↓↓↓

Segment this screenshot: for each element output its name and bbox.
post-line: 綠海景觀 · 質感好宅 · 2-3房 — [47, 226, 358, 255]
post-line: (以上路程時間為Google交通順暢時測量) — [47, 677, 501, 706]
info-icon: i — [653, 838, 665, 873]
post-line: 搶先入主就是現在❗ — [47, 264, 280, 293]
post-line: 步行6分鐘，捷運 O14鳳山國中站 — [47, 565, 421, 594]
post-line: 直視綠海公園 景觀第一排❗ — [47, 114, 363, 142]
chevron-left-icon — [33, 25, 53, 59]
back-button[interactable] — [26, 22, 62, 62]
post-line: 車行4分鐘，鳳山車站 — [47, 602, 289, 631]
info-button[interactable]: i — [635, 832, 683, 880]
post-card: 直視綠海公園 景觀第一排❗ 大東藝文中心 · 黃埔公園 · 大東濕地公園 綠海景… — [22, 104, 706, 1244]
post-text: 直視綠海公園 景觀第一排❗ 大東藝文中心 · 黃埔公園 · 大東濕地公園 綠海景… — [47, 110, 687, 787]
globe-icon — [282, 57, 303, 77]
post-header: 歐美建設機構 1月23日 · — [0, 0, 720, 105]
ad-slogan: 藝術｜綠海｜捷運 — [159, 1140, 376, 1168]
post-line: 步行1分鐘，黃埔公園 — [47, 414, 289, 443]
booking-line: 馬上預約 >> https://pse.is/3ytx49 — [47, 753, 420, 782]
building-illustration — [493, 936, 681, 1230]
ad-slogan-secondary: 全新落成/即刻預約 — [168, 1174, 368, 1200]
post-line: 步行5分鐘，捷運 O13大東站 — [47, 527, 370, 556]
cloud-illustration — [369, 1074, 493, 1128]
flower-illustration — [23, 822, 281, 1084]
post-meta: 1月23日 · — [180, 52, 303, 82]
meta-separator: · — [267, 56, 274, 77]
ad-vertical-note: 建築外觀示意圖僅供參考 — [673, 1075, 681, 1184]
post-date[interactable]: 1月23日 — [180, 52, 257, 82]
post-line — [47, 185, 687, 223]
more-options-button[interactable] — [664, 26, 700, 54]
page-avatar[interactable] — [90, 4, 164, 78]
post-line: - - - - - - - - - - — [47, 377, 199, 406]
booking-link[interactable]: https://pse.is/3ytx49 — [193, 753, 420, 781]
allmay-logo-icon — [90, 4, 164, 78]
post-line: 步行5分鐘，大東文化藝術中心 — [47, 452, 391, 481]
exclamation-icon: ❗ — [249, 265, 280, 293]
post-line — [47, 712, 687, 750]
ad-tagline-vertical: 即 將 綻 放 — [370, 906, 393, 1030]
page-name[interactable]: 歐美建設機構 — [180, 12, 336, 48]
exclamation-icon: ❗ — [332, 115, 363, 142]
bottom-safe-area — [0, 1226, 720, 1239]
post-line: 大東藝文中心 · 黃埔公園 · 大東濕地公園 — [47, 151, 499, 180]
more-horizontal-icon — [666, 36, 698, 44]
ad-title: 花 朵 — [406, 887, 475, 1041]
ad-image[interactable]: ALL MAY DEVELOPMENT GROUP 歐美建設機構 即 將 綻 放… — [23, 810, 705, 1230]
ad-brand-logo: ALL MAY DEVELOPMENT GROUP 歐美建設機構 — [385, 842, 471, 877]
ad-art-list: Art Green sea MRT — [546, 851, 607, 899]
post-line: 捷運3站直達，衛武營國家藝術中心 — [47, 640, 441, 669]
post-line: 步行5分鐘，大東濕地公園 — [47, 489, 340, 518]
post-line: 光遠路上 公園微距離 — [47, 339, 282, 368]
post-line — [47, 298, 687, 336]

↑↑↑

**Requirements**. Put all of the rows above into a numbered list, leaving out any blank lines.

**Complete answer**.
1. Segment this screenshot: for each element output its name and bbox.
2. post-line: 綠海景觀 · 質感好宅 · 2-3房 — [47, 226, 358, 255]
3. post-line: (以上路程時間為Google交通順暢時測量) — [47, 677, 501, 706]
4. info-icon: i — [653, 838, 665, 873]
5. post-line: 搶先入主就是現在❗ — [47, 264, 280, 293]
6. post-line: 步行6分鐘，捷運 O14鳳山國中站 — [47, 565, 421, 594]
7. post-line: 直視綠海公園 景觀第一排❗ — [47, 114, 363, 142]
8. chevron-left-icon — [33, 25, 53, 59]
9. back-button[interactable] — [26, 22, 62, 62]
10. post-line: 車行4分鐘，鳳山車站 — [47, 602, 289, 631]
11. info-button[interactable]: i — [635, 832, 683, 880]
12. post-card: 直視綠海公園 景觀第一排❗ 大東藝文中心 · 黃埔公園 · 大東濕地公園 綠海景… — [22, 104, 706, 1244]
13. post-text: 直視綠海公園 景觀第一排❗ 大東藝文中心 · 黃埔公園 · 大東濕地公園 綠海景… — [47, 110, 687, 787]
14. globe-icon — [282, 57, 303, 77]
15. post-header: 歐美建設機構 1月23日 · — [0, 0, 720, 105]
16. ad-slogan: 藝術｜綠海｜捷運 — [159, 1140, 376, 1168]
17. post-line: 步行1分鐘，黃埔公園 — [47, 414, 289, 443]
18. booking-line: 馬上預約 >> https://pse.is/3ytx49 — [47, 753, 420, 782]
19. building-illustration — [493, 936, 681, 1230]
20. ad-slogan-secondary: 全新落成/即刻預約 — [168, 1174, 368, 1200]
21. post-line: 步行5分鐘，捷運 O13大東站 — [47, 527, 370, 556]
22. cloud-illustration — [369, 1074, 493, 1128]
23. flower-illustration — [23, 822, 281, 1084]
24. post-meta: 1月23日 · — [180, 52, 303, 82]
25. meta-separator: · — [267, 56, 274, 77]
26. ad-vertical-note: 建築外觀示意圖僅供參考 — [673, 1075, 681, 1184]
27. post-date[interactable]: 1月23日 — [180, 52, 257, 82]
28. post-line — [47, 185, 687, 223]
29. more-options-button[interactable] — [664, 26, 700, 54]
30. page-avatar[interactable] — [90, 4, 164, 78]
31. post-line: - - - - - - - - - - — [47, 377, 199, 406]
32. booking-link[interactable]: https://pse.is/3ytx49 — [193, 753, 420, 781]
33. allmay-logo-icon — [90, 4, 164, 78]
34. post-line: 步行5分鐘，大東文化藝術中心 — [47, 452, 391, 481]
35. exclamation-icon: ❗ — [249, 265, 280, 293]
36. post-line — [47, 712, 687, 750]
37. ad-tagline-vertical: 即 將 綻 放 — [370, 906, 393, 1030]
38. page-name[interactable]: 歐美建設機構 — [180, 12, 336, 48]
39. exclamation-icon: ❗ — [332, 115, 363, 142]
40. bottom-safe-area — [0, 1226, 720, 1239]
41. post-line: 大東藝文中心 · 黃埔公園 · 大東濕地公園 — [47, 151, 499, 180]
42. more-horizontal-icon — [666, 36, 698, 44]
43. ad-title: 花 朵 — [406, 887, 475, 1041]
44. ad-image[interactable]: ALL MAY DEVELOPMENT GROUP 歐美建設機構 即 將 綻 放… — [23, 810, 705, 1230]
45. ad-brand-logo: ALL MAY DEVELOPMENT GROUP 歐美建設機構 — [385, 842, 471, 877]
46. ad-art-list: Art Green sea MRT — [546, 851, 607, 899]
47. post-line: 捷運3站直達，衛武營國家藝術中心 — [47, 640, 441, 669]
48. post-line: 步行5分鐘，大東濕地公園 — [47, 489, 340, 518]
49. post-line: 光遠路上 公園微距離 — [47, 339, 282, 368]
50. post-line — [47, 298, 687, 336]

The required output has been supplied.